→ **Task to carry out**
Copy out all lines carrying the word "screenshot".

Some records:
________

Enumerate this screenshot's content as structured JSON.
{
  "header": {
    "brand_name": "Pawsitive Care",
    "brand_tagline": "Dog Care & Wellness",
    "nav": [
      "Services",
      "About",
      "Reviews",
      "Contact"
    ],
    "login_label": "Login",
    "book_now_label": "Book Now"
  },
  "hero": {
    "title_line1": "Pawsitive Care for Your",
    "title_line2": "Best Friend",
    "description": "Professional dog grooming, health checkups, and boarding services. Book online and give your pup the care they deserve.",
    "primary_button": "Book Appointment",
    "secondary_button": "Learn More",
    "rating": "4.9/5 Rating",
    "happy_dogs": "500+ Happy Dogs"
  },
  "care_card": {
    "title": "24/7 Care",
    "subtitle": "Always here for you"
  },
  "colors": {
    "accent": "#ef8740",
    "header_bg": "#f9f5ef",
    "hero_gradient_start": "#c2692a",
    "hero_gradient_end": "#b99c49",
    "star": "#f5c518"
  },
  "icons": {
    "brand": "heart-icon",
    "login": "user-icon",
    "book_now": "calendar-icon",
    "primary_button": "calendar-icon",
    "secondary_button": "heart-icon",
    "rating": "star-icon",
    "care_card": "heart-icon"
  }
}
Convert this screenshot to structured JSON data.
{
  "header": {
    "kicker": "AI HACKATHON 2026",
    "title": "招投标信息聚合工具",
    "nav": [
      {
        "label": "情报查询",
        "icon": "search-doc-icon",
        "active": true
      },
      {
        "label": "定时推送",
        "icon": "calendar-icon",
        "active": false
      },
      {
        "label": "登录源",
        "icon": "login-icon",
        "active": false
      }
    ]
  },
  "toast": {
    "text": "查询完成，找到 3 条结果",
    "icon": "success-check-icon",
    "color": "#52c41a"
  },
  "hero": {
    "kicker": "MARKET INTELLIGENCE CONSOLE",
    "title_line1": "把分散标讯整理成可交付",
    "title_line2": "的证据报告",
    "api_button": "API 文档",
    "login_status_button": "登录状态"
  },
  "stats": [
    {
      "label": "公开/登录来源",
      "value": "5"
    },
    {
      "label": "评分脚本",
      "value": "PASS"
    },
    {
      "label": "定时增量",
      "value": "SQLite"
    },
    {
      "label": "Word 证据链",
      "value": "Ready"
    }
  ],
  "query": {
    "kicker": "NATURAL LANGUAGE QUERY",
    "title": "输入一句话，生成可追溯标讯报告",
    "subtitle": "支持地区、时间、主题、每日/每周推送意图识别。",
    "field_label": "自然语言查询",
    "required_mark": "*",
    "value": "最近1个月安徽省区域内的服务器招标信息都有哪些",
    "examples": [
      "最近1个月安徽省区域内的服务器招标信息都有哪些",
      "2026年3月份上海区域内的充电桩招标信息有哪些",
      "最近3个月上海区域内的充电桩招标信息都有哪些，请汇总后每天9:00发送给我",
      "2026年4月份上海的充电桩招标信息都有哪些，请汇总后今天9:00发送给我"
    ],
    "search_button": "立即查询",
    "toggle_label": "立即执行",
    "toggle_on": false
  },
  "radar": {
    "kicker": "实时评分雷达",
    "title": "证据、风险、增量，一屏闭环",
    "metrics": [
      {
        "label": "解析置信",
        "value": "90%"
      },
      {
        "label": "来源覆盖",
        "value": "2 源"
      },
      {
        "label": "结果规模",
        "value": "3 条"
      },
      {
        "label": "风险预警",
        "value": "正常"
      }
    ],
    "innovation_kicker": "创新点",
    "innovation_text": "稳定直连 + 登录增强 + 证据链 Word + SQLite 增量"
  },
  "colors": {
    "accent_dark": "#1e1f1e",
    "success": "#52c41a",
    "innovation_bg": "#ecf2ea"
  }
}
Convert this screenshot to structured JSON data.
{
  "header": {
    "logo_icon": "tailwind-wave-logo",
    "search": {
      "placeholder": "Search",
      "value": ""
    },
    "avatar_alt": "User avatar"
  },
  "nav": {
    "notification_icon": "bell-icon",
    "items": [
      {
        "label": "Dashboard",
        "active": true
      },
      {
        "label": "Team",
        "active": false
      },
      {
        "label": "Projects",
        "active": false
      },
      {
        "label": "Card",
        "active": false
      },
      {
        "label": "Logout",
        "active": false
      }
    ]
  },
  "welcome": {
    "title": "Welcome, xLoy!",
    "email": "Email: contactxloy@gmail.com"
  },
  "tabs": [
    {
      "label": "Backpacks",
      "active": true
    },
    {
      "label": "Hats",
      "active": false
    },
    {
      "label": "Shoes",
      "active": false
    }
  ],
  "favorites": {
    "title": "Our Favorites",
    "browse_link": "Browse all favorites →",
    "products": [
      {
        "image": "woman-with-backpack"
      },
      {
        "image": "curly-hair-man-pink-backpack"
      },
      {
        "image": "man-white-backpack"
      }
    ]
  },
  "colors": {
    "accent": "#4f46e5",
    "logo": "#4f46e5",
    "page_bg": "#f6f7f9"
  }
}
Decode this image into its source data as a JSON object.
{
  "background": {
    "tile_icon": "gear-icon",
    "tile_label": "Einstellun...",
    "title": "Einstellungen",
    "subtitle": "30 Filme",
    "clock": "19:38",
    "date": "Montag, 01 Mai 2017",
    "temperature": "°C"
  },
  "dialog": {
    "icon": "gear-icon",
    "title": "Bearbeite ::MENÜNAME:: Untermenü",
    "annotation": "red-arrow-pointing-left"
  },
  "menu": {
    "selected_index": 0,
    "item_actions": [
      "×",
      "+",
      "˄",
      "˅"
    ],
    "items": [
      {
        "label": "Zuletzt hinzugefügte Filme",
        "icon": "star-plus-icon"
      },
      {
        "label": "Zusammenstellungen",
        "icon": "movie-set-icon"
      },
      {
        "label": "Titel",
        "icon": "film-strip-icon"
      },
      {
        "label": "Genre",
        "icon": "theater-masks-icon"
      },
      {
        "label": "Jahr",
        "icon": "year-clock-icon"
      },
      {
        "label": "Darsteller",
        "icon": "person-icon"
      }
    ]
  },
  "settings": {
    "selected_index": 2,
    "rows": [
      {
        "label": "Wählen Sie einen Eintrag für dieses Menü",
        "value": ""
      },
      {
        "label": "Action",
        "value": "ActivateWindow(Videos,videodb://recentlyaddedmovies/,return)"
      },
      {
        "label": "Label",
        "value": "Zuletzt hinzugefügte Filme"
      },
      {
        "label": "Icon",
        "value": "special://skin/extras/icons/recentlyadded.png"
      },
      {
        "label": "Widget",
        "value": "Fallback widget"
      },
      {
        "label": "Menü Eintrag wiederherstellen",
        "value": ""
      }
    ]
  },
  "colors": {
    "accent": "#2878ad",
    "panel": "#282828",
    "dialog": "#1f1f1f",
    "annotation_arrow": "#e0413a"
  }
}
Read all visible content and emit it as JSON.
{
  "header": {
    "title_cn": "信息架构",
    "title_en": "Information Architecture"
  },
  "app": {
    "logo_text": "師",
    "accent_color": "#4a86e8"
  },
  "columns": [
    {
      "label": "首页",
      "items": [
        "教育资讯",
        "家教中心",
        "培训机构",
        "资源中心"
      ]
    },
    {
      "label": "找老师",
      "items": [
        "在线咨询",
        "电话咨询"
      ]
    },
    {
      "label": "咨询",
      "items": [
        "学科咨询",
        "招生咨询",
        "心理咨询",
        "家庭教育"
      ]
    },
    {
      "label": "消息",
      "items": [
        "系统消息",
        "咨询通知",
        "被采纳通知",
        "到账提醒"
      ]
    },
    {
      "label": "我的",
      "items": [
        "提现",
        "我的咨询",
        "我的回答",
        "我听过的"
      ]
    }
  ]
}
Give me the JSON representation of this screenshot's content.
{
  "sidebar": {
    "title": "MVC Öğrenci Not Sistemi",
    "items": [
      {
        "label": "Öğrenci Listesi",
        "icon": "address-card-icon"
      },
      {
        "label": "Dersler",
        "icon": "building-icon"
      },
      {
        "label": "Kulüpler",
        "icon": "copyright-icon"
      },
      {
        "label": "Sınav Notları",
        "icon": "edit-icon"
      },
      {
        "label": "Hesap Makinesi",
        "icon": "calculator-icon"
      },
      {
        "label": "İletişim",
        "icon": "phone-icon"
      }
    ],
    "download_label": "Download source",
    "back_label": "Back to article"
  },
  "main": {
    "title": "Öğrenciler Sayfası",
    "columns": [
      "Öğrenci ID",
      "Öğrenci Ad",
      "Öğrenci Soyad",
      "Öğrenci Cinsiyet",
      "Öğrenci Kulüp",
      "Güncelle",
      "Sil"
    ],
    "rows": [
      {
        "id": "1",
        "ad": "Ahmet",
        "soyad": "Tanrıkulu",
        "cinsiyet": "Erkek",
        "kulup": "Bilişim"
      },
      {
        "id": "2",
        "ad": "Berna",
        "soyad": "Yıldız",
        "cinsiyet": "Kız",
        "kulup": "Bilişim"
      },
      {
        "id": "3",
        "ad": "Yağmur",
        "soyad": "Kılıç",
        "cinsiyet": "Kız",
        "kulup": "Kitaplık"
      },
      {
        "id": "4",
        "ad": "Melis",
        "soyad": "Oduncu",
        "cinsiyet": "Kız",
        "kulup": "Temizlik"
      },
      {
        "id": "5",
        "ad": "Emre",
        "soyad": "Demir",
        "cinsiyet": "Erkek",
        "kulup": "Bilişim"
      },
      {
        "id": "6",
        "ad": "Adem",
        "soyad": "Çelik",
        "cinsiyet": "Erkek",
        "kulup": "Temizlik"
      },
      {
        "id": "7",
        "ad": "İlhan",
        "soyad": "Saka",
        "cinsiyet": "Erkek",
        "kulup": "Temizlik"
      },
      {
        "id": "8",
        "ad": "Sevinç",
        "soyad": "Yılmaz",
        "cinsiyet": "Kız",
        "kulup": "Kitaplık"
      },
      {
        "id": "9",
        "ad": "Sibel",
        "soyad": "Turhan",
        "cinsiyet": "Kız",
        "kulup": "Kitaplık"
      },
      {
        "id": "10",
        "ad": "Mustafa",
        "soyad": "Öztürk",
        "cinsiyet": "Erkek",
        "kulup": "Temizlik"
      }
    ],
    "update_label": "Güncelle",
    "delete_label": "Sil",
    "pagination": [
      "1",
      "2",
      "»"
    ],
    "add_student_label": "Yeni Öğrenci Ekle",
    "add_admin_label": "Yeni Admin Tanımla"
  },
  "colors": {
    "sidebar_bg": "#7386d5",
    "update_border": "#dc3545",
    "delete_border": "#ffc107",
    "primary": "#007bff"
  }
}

________

→ **Solution for this problem**
Enumerate this screenshot's content as structured JSON.
Convert this screenshot to structured JSON data.
Convert this screenshot to structured JSON data.
Give me the JSON representation of this screenshot's content.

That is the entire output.